Collected data
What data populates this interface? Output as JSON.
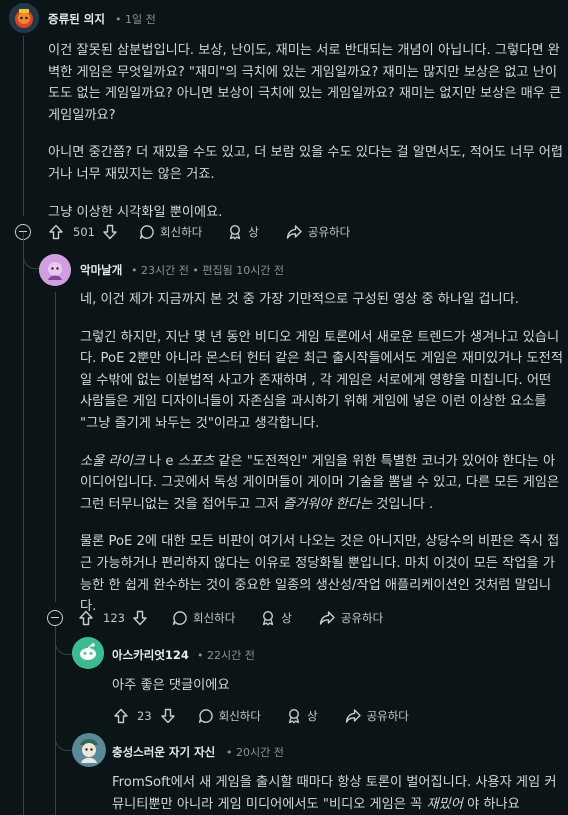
{
  "c1": {
    "username": "증류된 의지",
    "time": "1일 전",
    "paragraphs": [
      "이건 잘못된 삼분법입니다. 보상, 난이도, 재미는 서로 반대되는 개념이 아닙니다. 그렇다면 완벽한 게임은 무엇일까요? \"재미\"의 극치에 있는 게임일까요? 재미는 많지만 보상은 없고 난이도도 없는 게임일까요? 아니면 보상이 극치에 있는 게임일까요? 재미는 없지만 보상은 매우 큰 게임일까요?",
      "아니면 중간쯤? 더 재밌을 수도 있고, 더 보람 있을 수도 있다는 걸 알면서도, 적어도 너무 어렵거나 너무 재밌지는 않은 거죠.",
      "그냥 이상한 시각화일 뿐이에요."
    ],
    "votes": "501",
    "reply_label": "회신하다",
    "award_label": "상",
    "share_label": "공유하다"
  },
  "c2": {
    "username": "악마날개",
    "time": "23시간 전",
    "edited": "편집됨 10시간 전",
    "p1": "네, 이건 제가 지금까지 본 것 중 가장 기만적으로 구성된 영상 중 하나일 겁니다.",
    "p2": "그렇긴 하지만, 지난 몇 년 동안 비디오 게임 토론에서 새로운 트렌드가 생겨나고 있습니다. PoE 2뿐만 아니라 몬스터 헌터 같은 최근 출시작들에서도 게임은 재미있거나 도전적일 수밖에 없는 이분법적 사고가 존재하며 , 각 게임은 서로에게 영향을 미칩니다. 어떤 사람들은 게임 디자이너들이 자존심을 과시하기 위해 게임에 넣은 이런 이상한 요소를 \"그냥 즐기게 놔두는 것\"이라고 생각합니다.",
    "p3": {
      "e1": "소울 라이크",
      "t1": " 나 e ",
      "e2": "스포츠",
      "t2": " 같은 \"도전적인\" 게임을 위한 특별한 코너가 있어야 한다는 아이디어입니다. 그곳에서 독성 게이머들이 게이머 기술을 뽐낼 수 있고, 다른 모든 게임은 그런 터무니없는 것을 접어두고 그저 ",
      "e3": "즐거워야 한다는",
      "t3": " 것입니다 ."
    },
    "p4": "물론 PoE 2에 대한 모든 비판이 여기서 나오는 것은 아니지만, 상당수의 비판은 즉시 접근 가능하거나 편리하지 않다는 이유로 정당화될 뿐입니다. 마치 이것이 모든 작업을 가능한 한 쉽게 완수하는 것이 중요한 일종의 생산성/작업 애플리케이션인 것처럼 말입니다.",
    "votes": "123",
    "reply_label": "회신하다",
    "award_label": "상",
    "share_label": "공유하다"
  },
  "c3": {
    "username": "아스카리엇124",
    "time": "22시간 전",
    "text": "아주 좋은 댓글이에요",
    "votes": "23",
    "reply_label": "회신하다",
    "award_label": "상",
    "share_label": "공유하다"
  },
  "c4": {
    "username": "충성스러운 자기 자신",
    "time": "20시간 전",
    "text_a": "FromSoft에서 새 게임을 출시할 때마다 항상 토론이 벌어집니다. 사용자 게임 커뮤니티뿐만 아니라 게임 미디어에서도 \"비디오 게임은 꼭 ",
    "text_em": "재밌어",
    "text_b": " 야 하나요"
  },
  "colors": {
    "background": "#0b1416",
    "thread": "#3a4144",
    "meta": "#8a9396"
  },
  "icons": [
    "upvote-icon",
    "downvote-icon",
    "comment-icon",
    "award-icon",
    "share-icon",
    "collapse-icon"
  ]
}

### TO BE DONE
Copy every line of the records above that holds the word "username".

### FINAL RESULT
    "username": "증류된 의지",
    "username": "악마날개",
    "username": "아스카리엇124",
    "username": "충성스러운 자기 자신",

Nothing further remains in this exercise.